**Stored items**
◆ ◆ ◆
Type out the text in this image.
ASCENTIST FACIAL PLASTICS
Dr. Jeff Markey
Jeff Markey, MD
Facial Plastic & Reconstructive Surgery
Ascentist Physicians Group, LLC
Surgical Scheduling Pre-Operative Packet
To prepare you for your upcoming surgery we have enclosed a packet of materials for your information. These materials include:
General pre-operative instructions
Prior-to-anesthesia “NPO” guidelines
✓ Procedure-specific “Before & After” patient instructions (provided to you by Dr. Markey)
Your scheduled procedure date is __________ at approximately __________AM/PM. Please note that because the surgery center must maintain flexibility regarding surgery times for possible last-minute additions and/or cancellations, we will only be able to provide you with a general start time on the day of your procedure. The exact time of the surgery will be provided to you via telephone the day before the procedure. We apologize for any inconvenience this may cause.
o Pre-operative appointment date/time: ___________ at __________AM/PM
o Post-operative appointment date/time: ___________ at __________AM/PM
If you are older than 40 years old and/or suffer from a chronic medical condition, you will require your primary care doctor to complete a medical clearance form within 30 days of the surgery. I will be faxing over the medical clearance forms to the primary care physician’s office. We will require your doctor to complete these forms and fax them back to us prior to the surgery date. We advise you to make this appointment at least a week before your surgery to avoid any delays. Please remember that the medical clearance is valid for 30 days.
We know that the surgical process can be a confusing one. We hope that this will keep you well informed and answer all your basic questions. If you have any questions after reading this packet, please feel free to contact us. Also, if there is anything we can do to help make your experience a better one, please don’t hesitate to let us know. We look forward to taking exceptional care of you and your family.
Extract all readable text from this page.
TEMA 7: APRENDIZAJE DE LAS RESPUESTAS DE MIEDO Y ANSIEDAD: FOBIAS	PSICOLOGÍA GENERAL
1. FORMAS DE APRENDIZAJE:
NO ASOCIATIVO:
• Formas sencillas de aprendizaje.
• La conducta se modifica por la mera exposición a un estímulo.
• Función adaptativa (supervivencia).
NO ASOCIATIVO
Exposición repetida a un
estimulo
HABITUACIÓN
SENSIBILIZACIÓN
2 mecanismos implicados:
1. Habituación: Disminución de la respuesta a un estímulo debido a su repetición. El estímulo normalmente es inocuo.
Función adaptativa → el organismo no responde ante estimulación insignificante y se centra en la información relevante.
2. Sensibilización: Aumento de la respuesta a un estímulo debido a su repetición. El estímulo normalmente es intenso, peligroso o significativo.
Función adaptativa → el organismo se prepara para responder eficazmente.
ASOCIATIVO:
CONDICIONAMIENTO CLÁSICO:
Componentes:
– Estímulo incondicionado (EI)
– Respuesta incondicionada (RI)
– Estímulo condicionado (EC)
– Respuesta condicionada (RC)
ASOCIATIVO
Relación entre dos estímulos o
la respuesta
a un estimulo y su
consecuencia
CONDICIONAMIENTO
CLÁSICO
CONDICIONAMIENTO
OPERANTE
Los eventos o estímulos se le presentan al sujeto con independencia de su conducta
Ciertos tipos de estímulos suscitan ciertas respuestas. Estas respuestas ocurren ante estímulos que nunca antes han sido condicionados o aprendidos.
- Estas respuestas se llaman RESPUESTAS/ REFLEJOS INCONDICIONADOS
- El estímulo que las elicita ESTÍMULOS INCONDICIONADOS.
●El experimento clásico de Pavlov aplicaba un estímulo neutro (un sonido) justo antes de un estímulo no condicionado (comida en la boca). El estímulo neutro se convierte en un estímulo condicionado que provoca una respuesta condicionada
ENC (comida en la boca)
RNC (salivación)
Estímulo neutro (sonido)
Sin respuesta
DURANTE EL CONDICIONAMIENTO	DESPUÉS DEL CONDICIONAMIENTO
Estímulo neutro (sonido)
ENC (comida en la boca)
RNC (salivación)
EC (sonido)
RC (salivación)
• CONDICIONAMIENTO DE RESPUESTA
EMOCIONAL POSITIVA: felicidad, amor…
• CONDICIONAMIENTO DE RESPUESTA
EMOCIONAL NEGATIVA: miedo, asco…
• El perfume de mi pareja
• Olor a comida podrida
◆ ◆ ◆
Extract from the data every line where "Función" shows up.

**Right answer**
• Función adaptativa (supervivencia).
Función adaptativa → el organismo no responde ante estimulación insignificante y se centra en la información relevante.
Función adaptativa → el organismo se prepara para responder eficazmente.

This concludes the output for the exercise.